**Travail à réaliser**
Poursuivez l'entretien avec Timm Kröger sur Universal Theory en reprenant juste après sa dernière phrase.

Entretien avec Timm Kröger – « Universal Theory »

À l’occasion de la sortie de Universal Theory, primé en 2023 du Bisato d’or du meilleur film remis par la critique indépendante à la Mostra de Venise, et du « Prix du public » et « Grand prix nouveau genre Canal+ » à L’Étrange Festival, nous avons pu échanger avec le réalisateur allemand Timm Kröger autour, entre autres, de la notion de multivers, de pastiche cinématographique, de musique de film, de confrontation du rationnel avec le fantastique, de la montagne et sa symbolique, et du rêve comme vecteur de découvertes scientifiques.

 

Universal Theory est une œuvre particulièrement complexe et ambitieuse : construite autour de notions de physique quantique, multiples niveaux de lectures, mélange des genres et croisement des mondes, confrontation entre science et fantastique, narration non linéaire…Comment avez-vous eu l’idée d’un tel film ? Tout était-il clair pour vous dès le début ?

Non, ce n’était pas clair dès le début, je pense que cette complexité réside davantage dans la genèse que dans la nature même du film. Sans doute parce que j’avais cette idée d’un film très étrange, dont je ne connaissais pas moi-même la résolution. Je voulais faire un film soulevant davantage de questions que de réponses. Au départ, mon idée était essentiellement la suivante : il y a une toile physique. Un scientifique iranien invité au congrès, qui ne se présente jamais. Il y a ces personnages mystérieux, et puis Johannes, qui a quelque chose à voir avec la « théorie du tout ». Je n’en savais pas beaucoup plus. Tout le travail de mon scénariste s’est attaché à transformer mon idée en un scénario cohérent, et c’est à partir de là que l’idée du multivers est entrée en jeu. Mais finalement, aussi étrange, déroutant et cauchemardesque que je voulais que soit mon film, c’est en fait une histoire de science-fiction assez simple. Je ne voulais pas que le film n’ait aucun sens : si on le regarde plusieurs fois, en remarquant les indices, on peut tout à fait comprendre ce qui se passe !

**Données sources**

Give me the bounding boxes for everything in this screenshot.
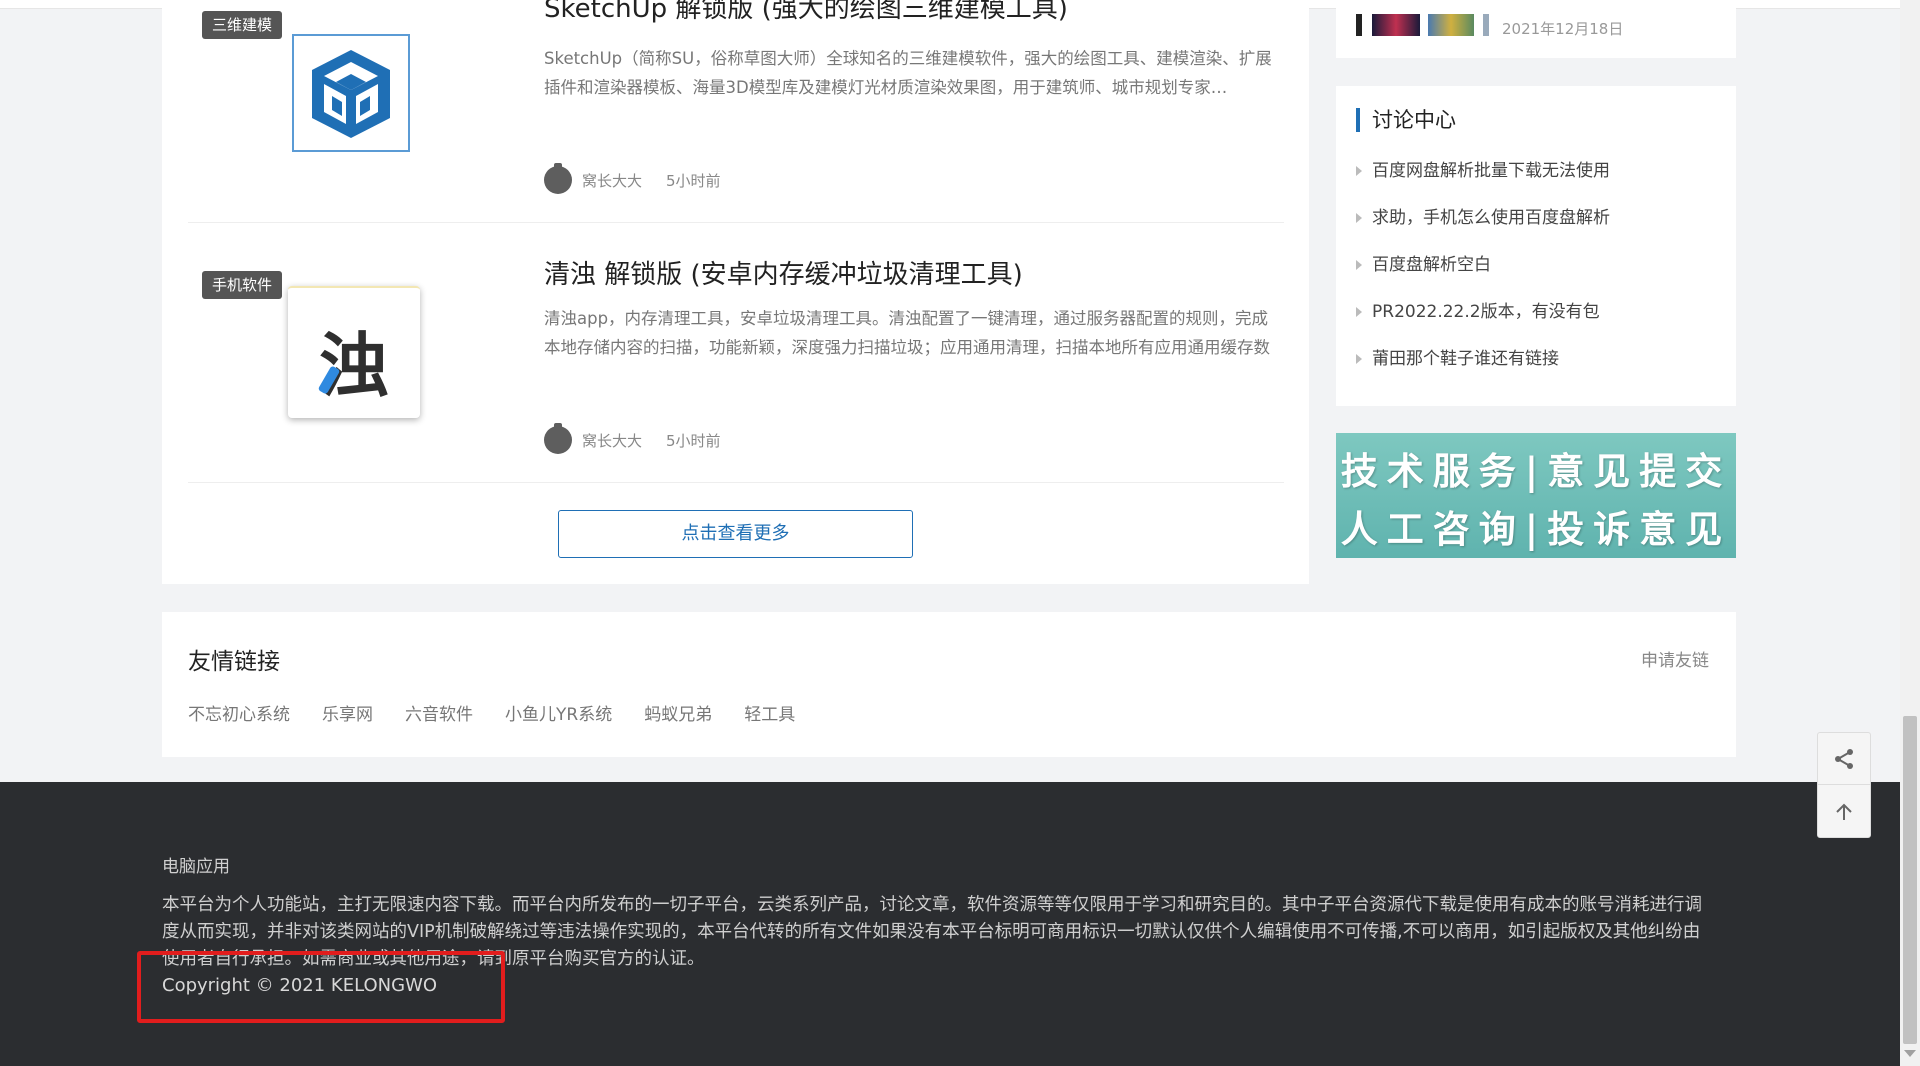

**Réponse attendue**
Comment avez-vous envisagé le multivers en tant que film ? Car si c’est l’un des thèmes majeurs de Universal Theory, il ne surgit pas seulement dans le contenu du récit initial (thèse de Johannes, congrès scientifique), mais aussi dans la superposition des genres (thriller, fantastique, SF) ; la narration (circularité, arborescence, temporalités juxtaposées, ellipses, échos et parallèles, voix-off) ; les images (composition, couleurs, ombres, lumières, géométrie) ; la musique (extra et intradiégétique).

Je suis toujours étonné par le sentiment de complexité que les spectateurs éprouvent lorsqu’ils découvrent le film. Je pense qu’il n’y a pas à proprement parler une multiplicité de mondes dans Universal Theory. On suit le même personnage, Johannes, qui se retrouve dans un monde différent ; et il rencontre Karin, ce personnage qui vient d’une autre sphère, d’un autre univers, et peut-être aussi d’une autre époque, mais c’est à peu près tout. Johannes est donc confronté à tous ces mondes. Je voulais en faire un protagoniste simple, paradoxalement. L’intrigue de Universal Theory est finalement assez linéaire, et ça aurait pu être bien pire en termes de multivers !

C’est vrai que l’on peut facilement suivre la linéarité narrative dont vous parlez à travers le personnage de Johannes, à qui on peut s’identifier, et qui perd peu à peu pied avec la réalité.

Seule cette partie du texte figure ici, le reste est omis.